__Written exercise__.
Retype the lines of the material below, starting at the line that contains "94, 271, 107]" and stopping after the line that contains "58, 1293, 80]".

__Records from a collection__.
— START —

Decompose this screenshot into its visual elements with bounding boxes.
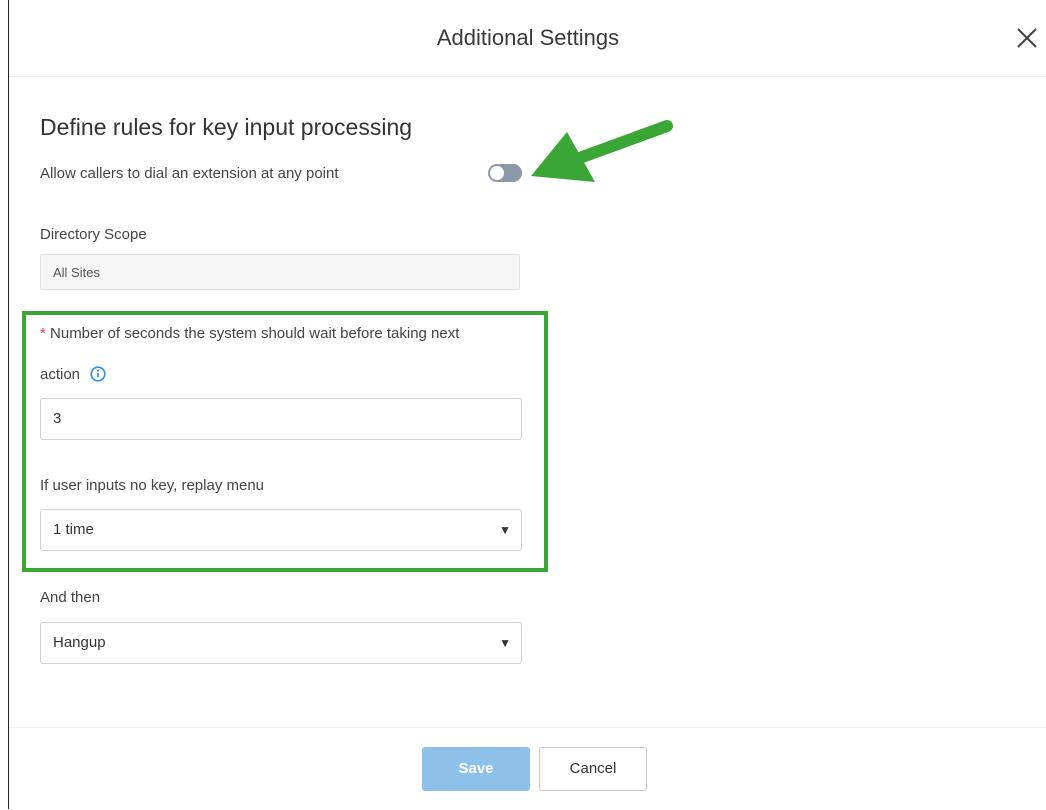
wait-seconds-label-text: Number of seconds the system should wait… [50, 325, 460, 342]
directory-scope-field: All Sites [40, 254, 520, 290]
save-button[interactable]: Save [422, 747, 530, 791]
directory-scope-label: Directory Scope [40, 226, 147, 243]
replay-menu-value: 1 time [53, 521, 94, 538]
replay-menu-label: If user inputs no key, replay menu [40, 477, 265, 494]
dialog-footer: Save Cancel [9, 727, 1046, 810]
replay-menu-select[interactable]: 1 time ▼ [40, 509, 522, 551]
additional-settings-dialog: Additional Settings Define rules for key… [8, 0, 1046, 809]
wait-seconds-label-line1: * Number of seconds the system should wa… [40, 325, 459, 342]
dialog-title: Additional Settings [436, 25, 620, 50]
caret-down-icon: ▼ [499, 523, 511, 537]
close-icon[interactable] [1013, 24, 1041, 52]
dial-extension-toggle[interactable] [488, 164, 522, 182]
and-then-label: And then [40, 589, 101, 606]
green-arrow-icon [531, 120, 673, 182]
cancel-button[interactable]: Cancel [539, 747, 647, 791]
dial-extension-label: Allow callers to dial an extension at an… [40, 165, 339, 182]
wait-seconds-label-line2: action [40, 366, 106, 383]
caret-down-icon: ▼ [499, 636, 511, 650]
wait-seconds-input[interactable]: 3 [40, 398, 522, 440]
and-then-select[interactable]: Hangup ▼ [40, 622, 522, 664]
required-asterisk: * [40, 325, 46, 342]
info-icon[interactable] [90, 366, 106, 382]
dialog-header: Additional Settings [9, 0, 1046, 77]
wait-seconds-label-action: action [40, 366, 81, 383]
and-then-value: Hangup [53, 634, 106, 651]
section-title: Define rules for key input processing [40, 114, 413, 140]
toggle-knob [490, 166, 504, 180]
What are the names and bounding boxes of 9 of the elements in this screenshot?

— END —
— START —

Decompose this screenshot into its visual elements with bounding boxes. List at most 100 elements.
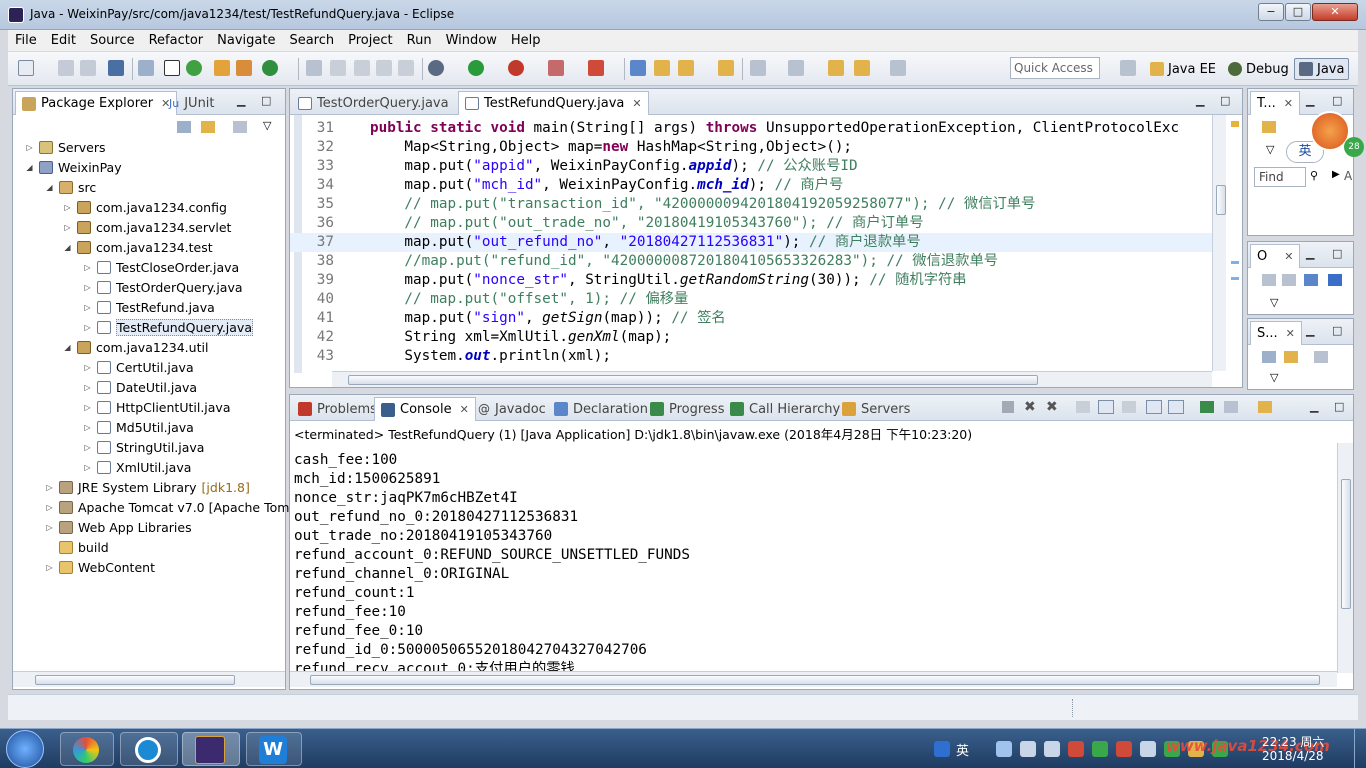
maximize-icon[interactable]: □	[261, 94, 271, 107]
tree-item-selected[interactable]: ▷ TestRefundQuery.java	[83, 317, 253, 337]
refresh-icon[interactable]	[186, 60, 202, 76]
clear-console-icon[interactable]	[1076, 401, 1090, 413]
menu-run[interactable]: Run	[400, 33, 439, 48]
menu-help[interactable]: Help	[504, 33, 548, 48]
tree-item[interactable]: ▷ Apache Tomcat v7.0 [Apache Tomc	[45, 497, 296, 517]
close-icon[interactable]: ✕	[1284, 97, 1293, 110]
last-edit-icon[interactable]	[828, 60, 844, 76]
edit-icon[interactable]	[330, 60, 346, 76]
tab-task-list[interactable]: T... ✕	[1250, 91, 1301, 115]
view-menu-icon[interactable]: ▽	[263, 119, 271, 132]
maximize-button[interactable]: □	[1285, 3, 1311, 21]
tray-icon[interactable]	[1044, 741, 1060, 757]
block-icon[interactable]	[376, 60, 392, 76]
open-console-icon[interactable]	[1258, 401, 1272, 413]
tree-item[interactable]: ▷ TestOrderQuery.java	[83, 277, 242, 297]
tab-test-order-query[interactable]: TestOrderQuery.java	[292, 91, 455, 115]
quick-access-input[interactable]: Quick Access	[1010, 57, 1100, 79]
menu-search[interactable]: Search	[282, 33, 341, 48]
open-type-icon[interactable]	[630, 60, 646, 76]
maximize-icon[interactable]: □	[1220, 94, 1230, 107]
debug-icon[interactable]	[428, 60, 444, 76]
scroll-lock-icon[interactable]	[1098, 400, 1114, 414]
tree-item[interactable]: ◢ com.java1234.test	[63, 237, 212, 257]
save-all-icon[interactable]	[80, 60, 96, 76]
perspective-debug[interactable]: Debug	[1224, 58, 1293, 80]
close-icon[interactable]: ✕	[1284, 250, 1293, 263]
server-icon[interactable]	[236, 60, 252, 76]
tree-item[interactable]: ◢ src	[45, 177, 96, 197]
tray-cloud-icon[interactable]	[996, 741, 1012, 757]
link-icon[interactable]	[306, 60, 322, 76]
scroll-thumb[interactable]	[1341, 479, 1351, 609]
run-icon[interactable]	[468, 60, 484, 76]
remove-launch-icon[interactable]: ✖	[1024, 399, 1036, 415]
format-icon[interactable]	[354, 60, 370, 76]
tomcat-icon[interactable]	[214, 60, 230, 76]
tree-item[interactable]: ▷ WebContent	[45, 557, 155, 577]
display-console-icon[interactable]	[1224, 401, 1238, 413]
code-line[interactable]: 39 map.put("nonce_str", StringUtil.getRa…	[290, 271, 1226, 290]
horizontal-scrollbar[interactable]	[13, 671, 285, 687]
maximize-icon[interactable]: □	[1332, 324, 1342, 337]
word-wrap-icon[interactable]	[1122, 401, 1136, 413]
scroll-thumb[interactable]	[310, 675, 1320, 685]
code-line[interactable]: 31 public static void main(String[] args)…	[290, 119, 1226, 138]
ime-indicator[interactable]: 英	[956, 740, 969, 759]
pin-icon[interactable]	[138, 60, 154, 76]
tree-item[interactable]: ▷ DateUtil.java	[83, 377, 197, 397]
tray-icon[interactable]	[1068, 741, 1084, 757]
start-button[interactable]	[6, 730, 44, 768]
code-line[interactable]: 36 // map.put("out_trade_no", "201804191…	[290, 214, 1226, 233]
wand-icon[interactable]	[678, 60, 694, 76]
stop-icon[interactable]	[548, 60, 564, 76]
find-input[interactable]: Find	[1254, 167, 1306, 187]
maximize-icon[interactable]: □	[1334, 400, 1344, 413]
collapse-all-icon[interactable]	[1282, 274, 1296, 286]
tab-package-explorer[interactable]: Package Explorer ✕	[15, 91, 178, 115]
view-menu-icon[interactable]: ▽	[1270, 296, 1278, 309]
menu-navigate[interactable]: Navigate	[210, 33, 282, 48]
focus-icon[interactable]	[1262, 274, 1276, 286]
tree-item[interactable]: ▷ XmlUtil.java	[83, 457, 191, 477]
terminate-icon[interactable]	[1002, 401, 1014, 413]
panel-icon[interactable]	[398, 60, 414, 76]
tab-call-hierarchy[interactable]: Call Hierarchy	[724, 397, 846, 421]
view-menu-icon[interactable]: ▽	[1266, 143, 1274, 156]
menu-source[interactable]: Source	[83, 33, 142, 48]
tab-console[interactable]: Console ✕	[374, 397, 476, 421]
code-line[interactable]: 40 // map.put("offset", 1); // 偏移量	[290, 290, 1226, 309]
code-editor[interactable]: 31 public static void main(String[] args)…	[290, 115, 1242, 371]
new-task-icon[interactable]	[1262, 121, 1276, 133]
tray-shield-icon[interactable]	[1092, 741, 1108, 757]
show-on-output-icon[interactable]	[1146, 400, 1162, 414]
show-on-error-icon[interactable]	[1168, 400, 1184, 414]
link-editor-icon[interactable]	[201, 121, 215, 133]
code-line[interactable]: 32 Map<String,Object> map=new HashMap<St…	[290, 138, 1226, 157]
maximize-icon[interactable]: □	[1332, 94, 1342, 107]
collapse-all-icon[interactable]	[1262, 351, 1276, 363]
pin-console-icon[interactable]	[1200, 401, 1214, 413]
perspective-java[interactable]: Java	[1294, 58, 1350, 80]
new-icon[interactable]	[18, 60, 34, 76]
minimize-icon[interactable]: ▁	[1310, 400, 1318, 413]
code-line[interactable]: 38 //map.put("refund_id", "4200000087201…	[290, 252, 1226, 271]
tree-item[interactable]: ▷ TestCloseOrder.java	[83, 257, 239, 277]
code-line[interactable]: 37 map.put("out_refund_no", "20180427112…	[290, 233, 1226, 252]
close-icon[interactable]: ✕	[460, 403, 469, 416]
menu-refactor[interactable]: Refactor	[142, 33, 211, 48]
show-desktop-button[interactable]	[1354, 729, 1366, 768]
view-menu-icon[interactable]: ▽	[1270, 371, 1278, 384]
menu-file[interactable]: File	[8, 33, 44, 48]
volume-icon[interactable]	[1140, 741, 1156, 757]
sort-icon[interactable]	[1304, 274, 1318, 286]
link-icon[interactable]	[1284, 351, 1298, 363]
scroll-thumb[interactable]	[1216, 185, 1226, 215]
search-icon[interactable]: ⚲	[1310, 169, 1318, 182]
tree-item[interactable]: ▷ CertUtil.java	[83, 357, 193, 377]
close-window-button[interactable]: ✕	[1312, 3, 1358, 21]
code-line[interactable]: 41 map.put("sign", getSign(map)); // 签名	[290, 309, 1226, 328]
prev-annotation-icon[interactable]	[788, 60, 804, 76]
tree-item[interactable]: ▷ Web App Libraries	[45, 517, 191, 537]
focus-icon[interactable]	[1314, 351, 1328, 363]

— END —

__Output of the task__.
maximize-icon[interactable]: □	[261, 94, 271, 107]
tree-item-selected[interactable]: ▷ TestRefundQuery.java	[83, 317, 253, 337]
refresh-icon[interactable]	[186, 60, 202, 76]
clear-console-icon[interactable]	[1076, 401, 1090, 413]
menu-run[interactable]: Run	[400, 33, 439, 48]
menu-help[interactable]: Help	[504, 33, 548, 48]
tree-item[interactable]: ▷ Apache Tomcat v7.0 [Apache Tomc	[45, 497, 296, 517]
close-icon[interactable]: ✕	[1284, 97, 1293, 110]
last-edit-icon[interactable]	[828, 60, 844, 76]
edit-icon[interactable]	[330, 60, 346, 76]
tab-task-list[interactable]: T... ✕	[1250, 91, 1301, 115]
view-menu-icon[interactable]: ▽	[263, 119, 271, 132]
maximize-button[interactable]: □	[1285, 3, 1311, 21]
tray-icon[interactable]	[1044, 741, 1060, 757]
block-icon[interactable]	[376, 60, 392, 76]
open-console-icon[interactable]	[1258, 401, 1272, 413]
tree-item[interactable]: ▷ TestOrderQuery.java	[83, 277, 242, 297]
tab-test-order-query[interactable]: TestOrderQuery.java	[292, 91, 455, 115]
quick-access-input[interactable]: Quick Access	[1010, 57, 1100, 79]
menu-search[interactable]: Search	[282, 33, 341, 48]
open-type-icon[interactable]	[630, 60, 646, 76]
maximize-icon[interactable]: □	[1220, 94, 1230, 107]
debug-icon[interactable]	[428, 60, 444, 76]
scroll-lock-icon[interactable]	[1098, 400, 1114, 414]
tree-item[interactable]: ◢ com.java1234.test	[63, 237, 212, 257]
save-all-icon[interactable]	[80, 60, 96, 76]
perspective-debug[interactable]: Debug	[1224, 58, 1293, 80]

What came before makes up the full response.